::: Data to process
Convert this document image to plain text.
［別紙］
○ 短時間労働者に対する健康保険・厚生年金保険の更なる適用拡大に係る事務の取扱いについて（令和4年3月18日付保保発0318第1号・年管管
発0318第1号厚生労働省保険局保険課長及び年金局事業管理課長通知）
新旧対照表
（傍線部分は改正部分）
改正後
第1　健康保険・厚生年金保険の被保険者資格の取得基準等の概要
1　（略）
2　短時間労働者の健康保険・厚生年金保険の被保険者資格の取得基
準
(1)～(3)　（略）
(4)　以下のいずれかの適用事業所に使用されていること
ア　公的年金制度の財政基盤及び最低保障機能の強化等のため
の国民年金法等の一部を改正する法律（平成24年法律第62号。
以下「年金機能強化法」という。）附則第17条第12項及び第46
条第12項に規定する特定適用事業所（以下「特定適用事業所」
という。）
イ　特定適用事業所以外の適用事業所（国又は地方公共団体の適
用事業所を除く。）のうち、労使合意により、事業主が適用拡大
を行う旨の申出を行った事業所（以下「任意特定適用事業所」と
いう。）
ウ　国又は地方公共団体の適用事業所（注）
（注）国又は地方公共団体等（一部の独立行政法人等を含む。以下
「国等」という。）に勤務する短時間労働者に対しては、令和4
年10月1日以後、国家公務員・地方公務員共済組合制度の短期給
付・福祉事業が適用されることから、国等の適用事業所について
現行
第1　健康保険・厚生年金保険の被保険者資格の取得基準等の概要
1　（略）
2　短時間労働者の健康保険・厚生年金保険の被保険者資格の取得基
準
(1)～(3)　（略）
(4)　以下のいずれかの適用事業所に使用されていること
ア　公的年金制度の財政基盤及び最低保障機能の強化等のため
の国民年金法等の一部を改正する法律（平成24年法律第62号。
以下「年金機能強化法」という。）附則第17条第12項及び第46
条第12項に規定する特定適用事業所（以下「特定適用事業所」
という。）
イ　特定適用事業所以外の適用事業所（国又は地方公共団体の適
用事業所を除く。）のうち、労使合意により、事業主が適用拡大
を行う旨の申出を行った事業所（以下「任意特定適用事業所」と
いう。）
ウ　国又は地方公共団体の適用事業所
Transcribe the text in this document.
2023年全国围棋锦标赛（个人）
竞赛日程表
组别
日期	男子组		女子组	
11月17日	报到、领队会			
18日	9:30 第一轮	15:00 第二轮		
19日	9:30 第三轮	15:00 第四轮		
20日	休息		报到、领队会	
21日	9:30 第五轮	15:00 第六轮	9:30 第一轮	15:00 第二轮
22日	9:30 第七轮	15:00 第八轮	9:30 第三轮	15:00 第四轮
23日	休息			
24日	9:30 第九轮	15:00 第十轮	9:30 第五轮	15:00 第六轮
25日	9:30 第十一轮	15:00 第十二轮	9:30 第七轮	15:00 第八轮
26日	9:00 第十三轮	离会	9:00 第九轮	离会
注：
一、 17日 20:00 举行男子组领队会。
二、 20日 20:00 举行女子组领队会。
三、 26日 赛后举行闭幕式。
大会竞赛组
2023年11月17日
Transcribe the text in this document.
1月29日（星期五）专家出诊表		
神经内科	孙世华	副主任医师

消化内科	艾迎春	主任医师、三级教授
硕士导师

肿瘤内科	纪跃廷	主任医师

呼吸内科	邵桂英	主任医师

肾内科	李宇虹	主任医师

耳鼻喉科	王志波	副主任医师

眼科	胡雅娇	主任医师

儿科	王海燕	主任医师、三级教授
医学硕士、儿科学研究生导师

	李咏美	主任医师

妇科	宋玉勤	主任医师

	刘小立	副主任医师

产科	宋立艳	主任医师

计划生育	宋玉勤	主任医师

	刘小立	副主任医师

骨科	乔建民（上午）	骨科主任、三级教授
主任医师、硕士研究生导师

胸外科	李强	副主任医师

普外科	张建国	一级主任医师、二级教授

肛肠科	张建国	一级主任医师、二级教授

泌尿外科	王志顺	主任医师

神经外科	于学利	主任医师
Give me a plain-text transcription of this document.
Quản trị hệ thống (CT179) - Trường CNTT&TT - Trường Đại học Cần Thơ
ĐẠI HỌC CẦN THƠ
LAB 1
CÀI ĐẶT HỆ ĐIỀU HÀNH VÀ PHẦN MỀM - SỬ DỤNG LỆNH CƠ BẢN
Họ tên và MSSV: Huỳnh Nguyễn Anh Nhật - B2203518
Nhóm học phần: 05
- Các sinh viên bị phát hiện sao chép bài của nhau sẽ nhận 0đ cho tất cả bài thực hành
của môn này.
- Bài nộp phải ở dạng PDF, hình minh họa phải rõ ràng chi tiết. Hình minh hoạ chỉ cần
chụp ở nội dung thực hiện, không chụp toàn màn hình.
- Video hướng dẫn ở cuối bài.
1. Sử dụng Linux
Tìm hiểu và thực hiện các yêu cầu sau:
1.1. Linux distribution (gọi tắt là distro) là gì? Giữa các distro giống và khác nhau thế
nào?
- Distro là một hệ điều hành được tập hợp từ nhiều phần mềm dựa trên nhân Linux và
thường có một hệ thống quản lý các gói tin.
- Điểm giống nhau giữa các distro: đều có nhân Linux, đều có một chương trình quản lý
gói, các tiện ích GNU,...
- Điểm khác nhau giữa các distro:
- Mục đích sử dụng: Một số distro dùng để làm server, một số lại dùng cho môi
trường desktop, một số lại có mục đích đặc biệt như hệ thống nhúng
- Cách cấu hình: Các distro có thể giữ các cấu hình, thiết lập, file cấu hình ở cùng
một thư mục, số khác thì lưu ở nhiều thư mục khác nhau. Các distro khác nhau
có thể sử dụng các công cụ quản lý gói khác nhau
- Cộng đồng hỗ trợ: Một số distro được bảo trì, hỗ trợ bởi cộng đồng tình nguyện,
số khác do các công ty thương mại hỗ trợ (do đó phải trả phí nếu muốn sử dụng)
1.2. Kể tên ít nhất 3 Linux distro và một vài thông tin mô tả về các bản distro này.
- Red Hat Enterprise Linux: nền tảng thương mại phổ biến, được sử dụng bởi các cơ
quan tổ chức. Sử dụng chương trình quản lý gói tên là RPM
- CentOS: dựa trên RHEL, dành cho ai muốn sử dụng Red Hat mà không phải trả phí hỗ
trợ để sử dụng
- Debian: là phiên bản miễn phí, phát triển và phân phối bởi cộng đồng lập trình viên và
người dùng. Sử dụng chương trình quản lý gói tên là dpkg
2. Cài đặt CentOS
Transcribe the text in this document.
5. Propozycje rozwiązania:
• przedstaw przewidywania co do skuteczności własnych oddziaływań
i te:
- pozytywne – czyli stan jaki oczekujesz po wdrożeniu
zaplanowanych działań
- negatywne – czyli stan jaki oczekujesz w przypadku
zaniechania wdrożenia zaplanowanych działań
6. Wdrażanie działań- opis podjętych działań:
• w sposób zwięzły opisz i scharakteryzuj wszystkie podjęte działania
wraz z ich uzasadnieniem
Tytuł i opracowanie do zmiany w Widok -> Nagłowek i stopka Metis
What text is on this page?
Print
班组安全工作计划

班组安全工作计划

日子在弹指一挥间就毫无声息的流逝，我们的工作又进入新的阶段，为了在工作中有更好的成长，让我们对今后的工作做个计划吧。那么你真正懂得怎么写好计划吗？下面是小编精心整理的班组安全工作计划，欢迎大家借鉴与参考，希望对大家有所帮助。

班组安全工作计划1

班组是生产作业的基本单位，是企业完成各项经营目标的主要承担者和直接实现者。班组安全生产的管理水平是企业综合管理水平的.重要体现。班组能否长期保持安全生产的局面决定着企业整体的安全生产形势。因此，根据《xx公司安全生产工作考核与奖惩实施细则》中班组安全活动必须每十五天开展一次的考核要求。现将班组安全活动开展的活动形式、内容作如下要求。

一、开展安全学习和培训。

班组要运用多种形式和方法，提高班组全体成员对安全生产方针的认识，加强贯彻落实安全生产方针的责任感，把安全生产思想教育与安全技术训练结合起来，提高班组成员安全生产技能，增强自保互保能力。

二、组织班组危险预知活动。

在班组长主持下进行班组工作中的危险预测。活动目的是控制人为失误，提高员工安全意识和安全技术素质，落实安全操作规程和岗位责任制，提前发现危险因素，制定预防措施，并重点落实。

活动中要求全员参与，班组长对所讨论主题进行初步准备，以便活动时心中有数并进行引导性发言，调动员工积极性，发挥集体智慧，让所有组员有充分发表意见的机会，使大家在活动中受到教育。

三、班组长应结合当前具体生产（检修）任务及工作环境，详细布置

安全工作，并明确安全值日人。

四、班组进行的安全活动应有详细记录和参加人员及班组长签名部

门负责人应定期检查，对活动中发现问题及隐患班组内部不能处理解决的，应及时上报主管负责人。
::::::
# What to work on
Write out each line of the data that holds the string "trên".

# Full output
- Distro là một hệ điều hành được tập hợp từ nhiều phần mềm dựa trên nhân Linux và
- CentOS: dựa trên RHEL, dành cho ai muốn sử dụng Red Hat mà không phải trả phí hỗ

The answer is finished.